* Start Provided entries *
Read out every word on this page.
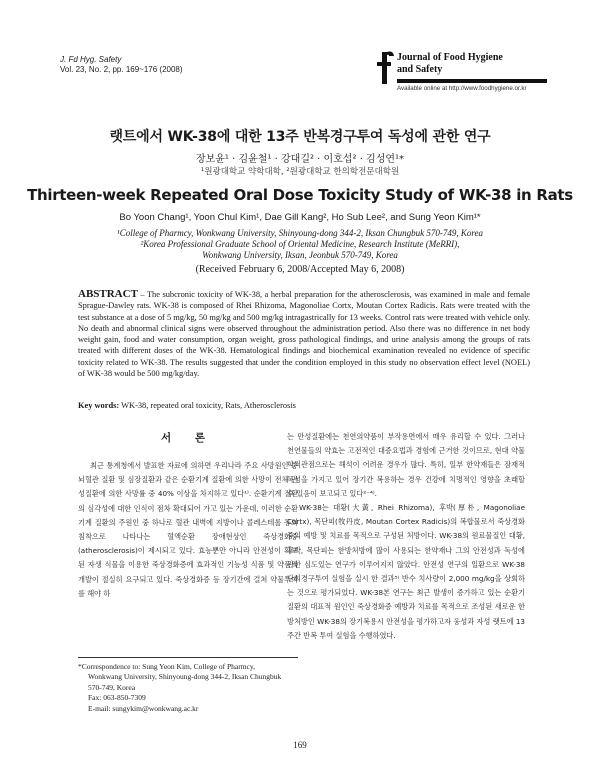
J. Fd Hyg. Safety
Vol. 23, No. 2, pp. 169~176 (2008)
Journal of Food Hygiene
and Safety
Available online at http://www.foodhygiene.or.kr
랫트에서 WK-38에 대한 13주 반복경구투여 독성에 관한 연구
장보윤¹ · 김윤철¹ · 강대길² · 이호섭² · 김성연¹*
¹원광대학교 약학대학, ²원광대학교 한의학전문대학원
Thirteen-week Repeated Oral Dose Toxicity Study of WK-38 in Rats
Bo Yoon Chang¹, Yoon Chul Kim¹, Dae Gill Kang², Ho Sub Lee², and Sung Yeon Kim¹*
¹College of Pharmcy, Wonkwang University, Shinyoung-dong 344-2, Iksan Chungbuk 570-749, Korea
²Korea Professional Graduate School of Oriental Medicine, Research Institute (MeRRI),
Wonkwang University, Iksan, Jeonbuk 570-749, Korea
(Received February 6, 2008/Accepted May 6, 2008)
ABSTRACT – The subcronic toxicity of WK-38, a herbal preparation for the atherosclerosis, was examined in male and female Sprague-Dawley rats. WK-38 is composed of Rhei Rhizoma, Magonoliae Cortx, Moutan Cortex Radicis. Rats were treated with the test substance at a dose of 5 mg/kg, 50 mg/kg and 500 mg/kg intragastrically for 13 weeks. Control rats were treated with vehicle only. No death and abnormal clinical signs were observed throughout the administration period. Also there was no difference in net body weight gain, food and water consumption, organ weight, gross pathological findings, and urine analysis among the groups of rats treated with different doses of the WK-38. Hematological findings and biochemical examination revealed no evidence of specific toxicity related to WK-38. The results suggested that under the condition employed in this study no observation effect level (NOEL) of WK-38 would be 500 mg/kg/day.
Key words: WK-38, repeated oral toxicity, Rats, Atherosclerosis
서 론

최근 통계청에서 발표한 자료에 의하면 우리나라 주요 사망원인 중 뇌혈관 질환 및 심장질환과 같은 순환기계 질환에 의한 사망이 전체 만성질환에 의한 사망률 중 40% 이상을 차지하고 있다¹⁾. 순환기계 질환의 심각성에 대한 인식이 점차 확대되어 가고 있는 가운데, 이러한 순환기계 질환의 주원인 중 하나로 혈관 내벽에 지방이나 콜레스테롤 등의 침착으로 나타나는 혈액순환 장애현상인 죽상경화증(atherosclerosis)이 제시되고 있다. 효능뿐만 아니라 안전성이 확보된 자생 식물을 이용한 죽상경화증에 효과적인 기능성 식품 및 약품의 개발이 절실히 요구되고 있다. 죽상경화증 등 장기간에 걸쳐 약물투여를 해야 하

는 만성질환에는 천연의약품이 부작용면에서 매우 유리할 수 있다. 그러나 천연물들의 약효는 고전적인 대증요법과 경험에 근거한 것이므로, 현대 약물학적관점으로는 해석이 어려운 경우가 많다. 특히, 일부 한약재들은 잠재적 독성을 가지고 있어 장기간 복용하는 경우 건강에 치명적인 영향을 초래할 수 있음이 보고되고 있다²⁻⁴⁾.

WK-38는 대황(大黃, Rhei Rhizoma), 후박(厚朴, Magonoliae Cortx), 목단피(牧丹皮, Moutan Cortex Radicis)의 복합물로서 죽상경화증의 예방 및 치료를 목적으로 구성된 처방이다. WK-38의 원료물질인 대황, 후박, 목단피는 한방처방에 많이 사용되는 한약재나 그의 안전성과 독성에 관한 심도있는 연구가 이루어지지 않았다. 안전성 연구의 일환으로 WK-38 단회경구투여 실험을 실시 한 결과⁵⁾ 반수 치사량이 2,000 mg/kg을 상회하는 것으로 평가되었다. WK-38본 연구는 최근 발생이 증가하고 있는 순환기질환의 대표적 원인인 죽상경화증 예방과 치료를 목적으로 조성된 새로운 한방처방인 WK-38의 장기복용시 안전성을 평가하고자 웅성과 자성 랫트에 13주간 반복 투여 실험을 수행하였다.

*Correspondence to: Sung Yeon Kim, College of Pharmcy,
Wonkwang University, Shinyoung-dong 344-2, Iksan Chungbuk
570-749, Korea
Fax: 063-850-7309
E-mail: sungykim@wonkwang.ac.kr
169
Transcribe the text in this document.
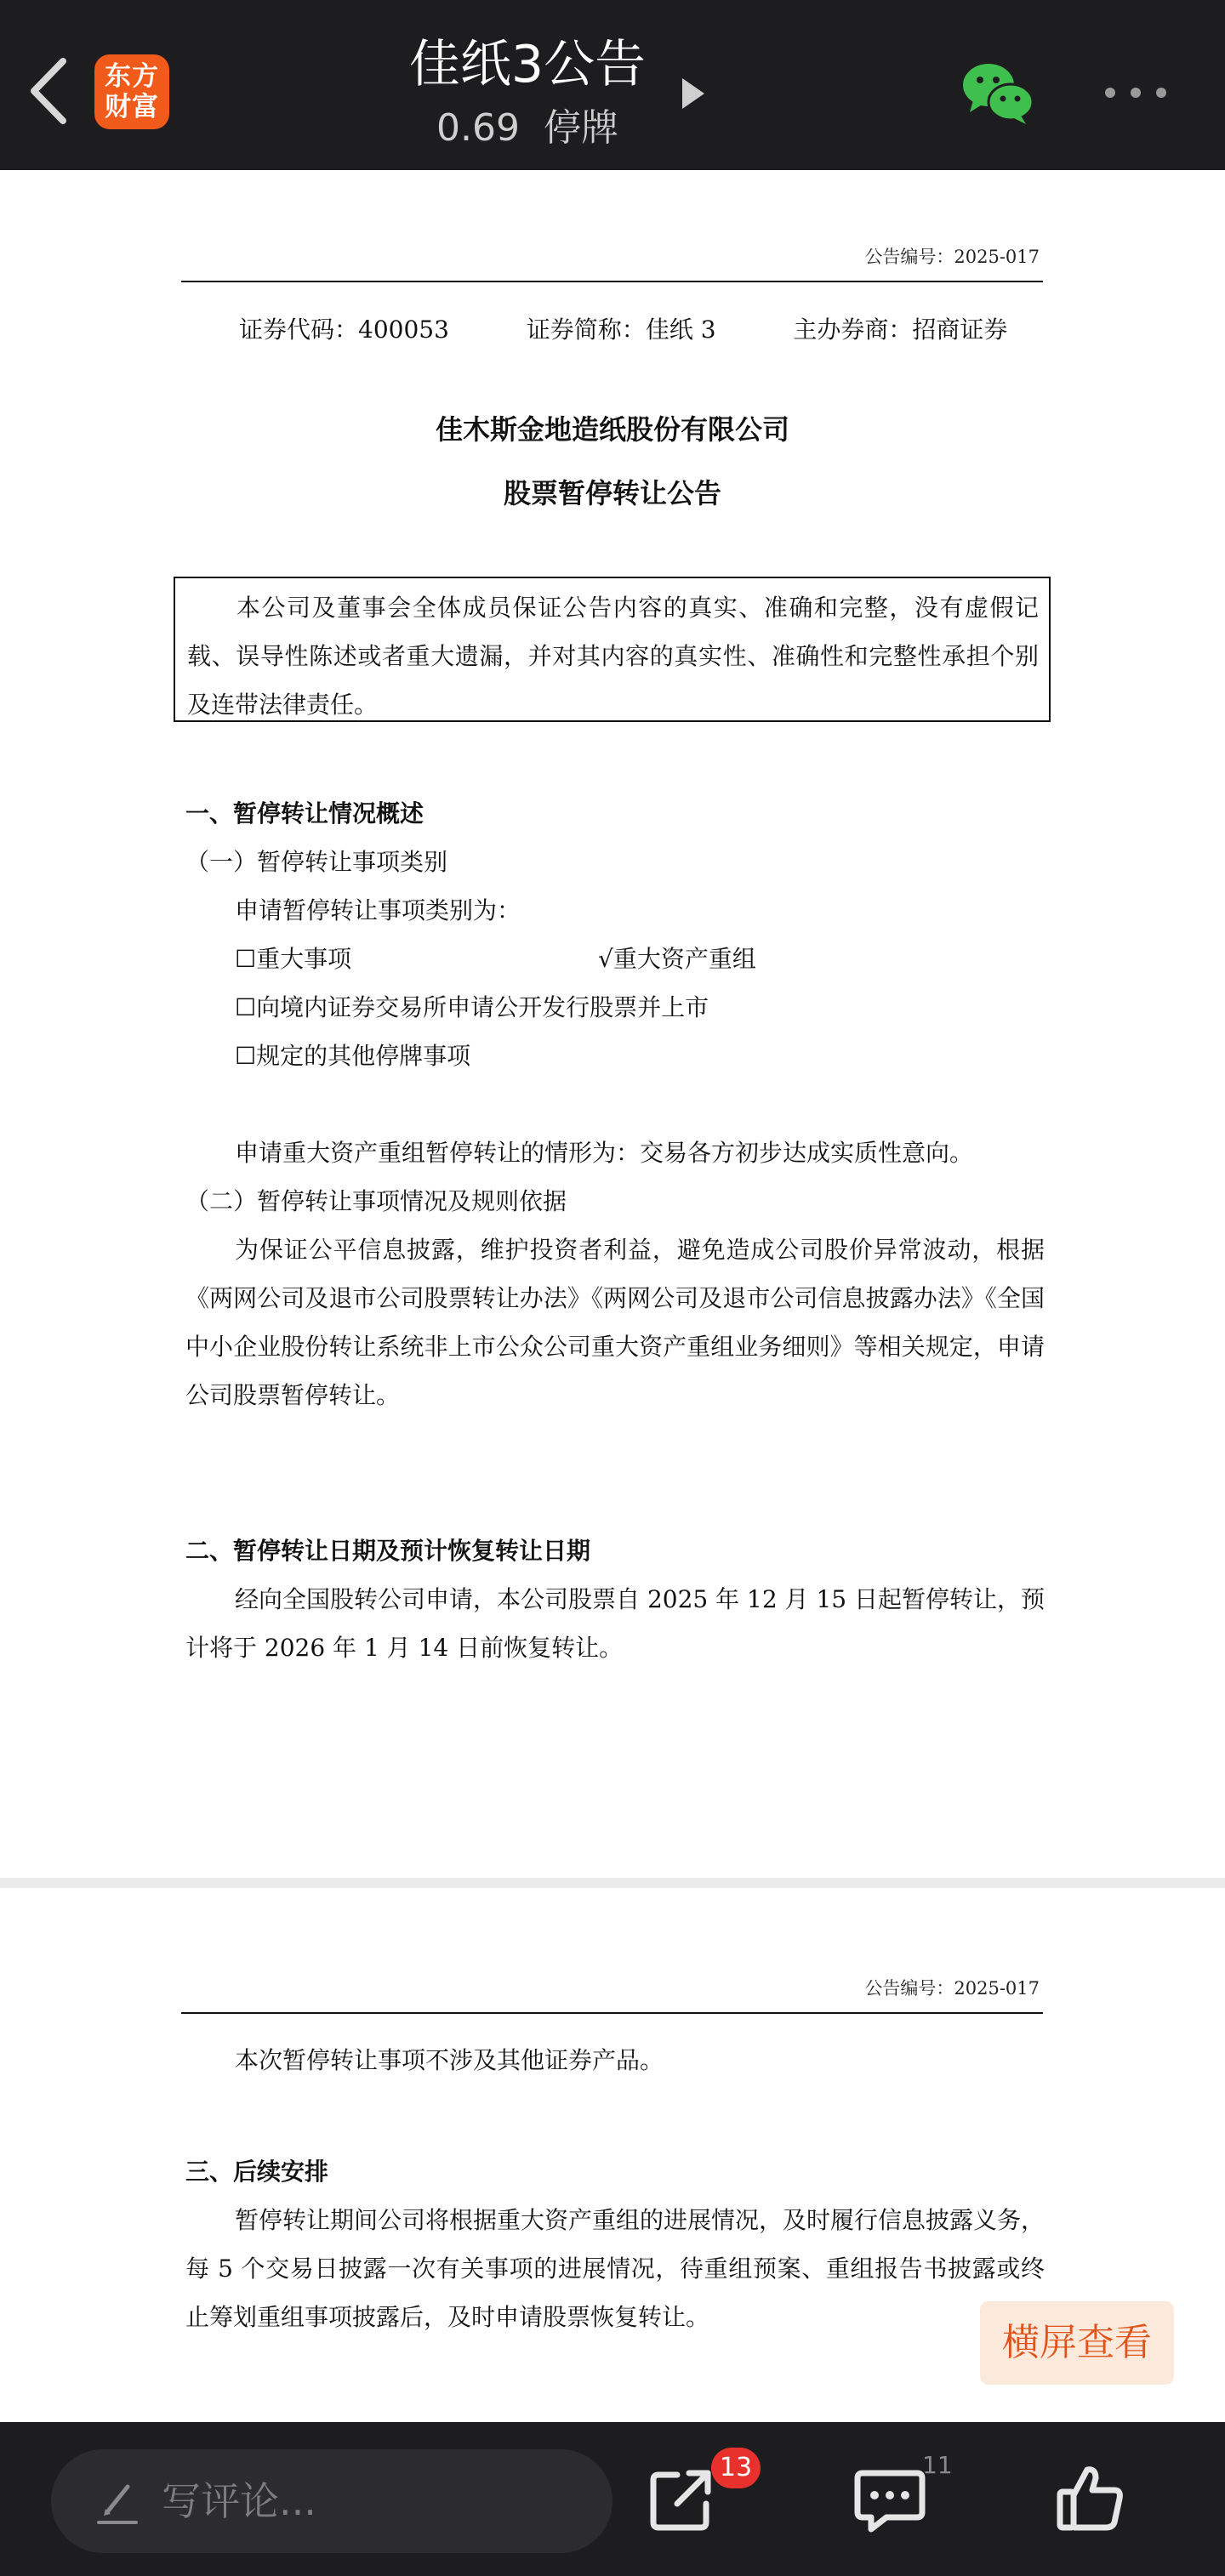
东方
财富
佳纸3公告
0.69 停牌
公告编号：2025-017
证券代码：400053	证券简称：佳纸 3	主办券商：招商证券
佳木斯金地造纸股份有限公司
股票暂停转让公告
本公司及董事会全体成员保证公告内容的真实、准确和完整，没有虚假记载、误导性陈述或者重大遗漏，并对其内容的真实性、准确性和完整性承担个别及连带法律责任。
一、暂停转让情况概述
（一）暂停转让事项类别
申请暂停转让事项类别为：
☐重大事项	√重大资产重组
☐向境内证券交易所申请公开发行股票并上市
☐规定的其他停牌事项
申请重大资产重组暂停转让的情形为：交易各方初步达成实质性意向。
（二）暂停转让事项情况及规则依据
为保证公平信息披露，维护投资者利益，避免造成公司股价异常波动，根据《两网公司及退市公司股票转让办法》《两网公司及退市公司信息披露办法》《全国中小企业股份转让系统非上市公众公司重大资产重组业务细则》等相关规定，申请公司股票暂停转让。
二、暂停转让日期及预计恢复转让日期
经向全国股转公司申请，本公司股票自 2025 年 12 月 15 日起暂停转让，预计将于 2026 年 1 月 14 日前恢复转让。
公告编号：2025-017
本次暂停转让事项不涉及其他证券产品。
三、后续安排
暂停转让期间公司将根据重大资产重组的进展情况，及时履行信息披露义务，每 5 个交易日披露一次有关事项的进展情况，待重组预案、重组报告书披露或终止筹划重组事项披露后，及时申请股票恢复转让。
横屏查看
写评论...
13	11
* End Provided entries *
# Exercise:
Look through the data above. Copy every line with the string "University" in it.

# Solution to the exercise:
¹College of Pharmcy, Wonkwang University, Shinyoung-dong 344-2, Iksan Chungbuk 570-749, Korea
Wonkwang University, Iksan, Jeonbuk 570-749, Korea
Wonkwang University, Shinyoung-dong 344-2, Iksan Chungbuk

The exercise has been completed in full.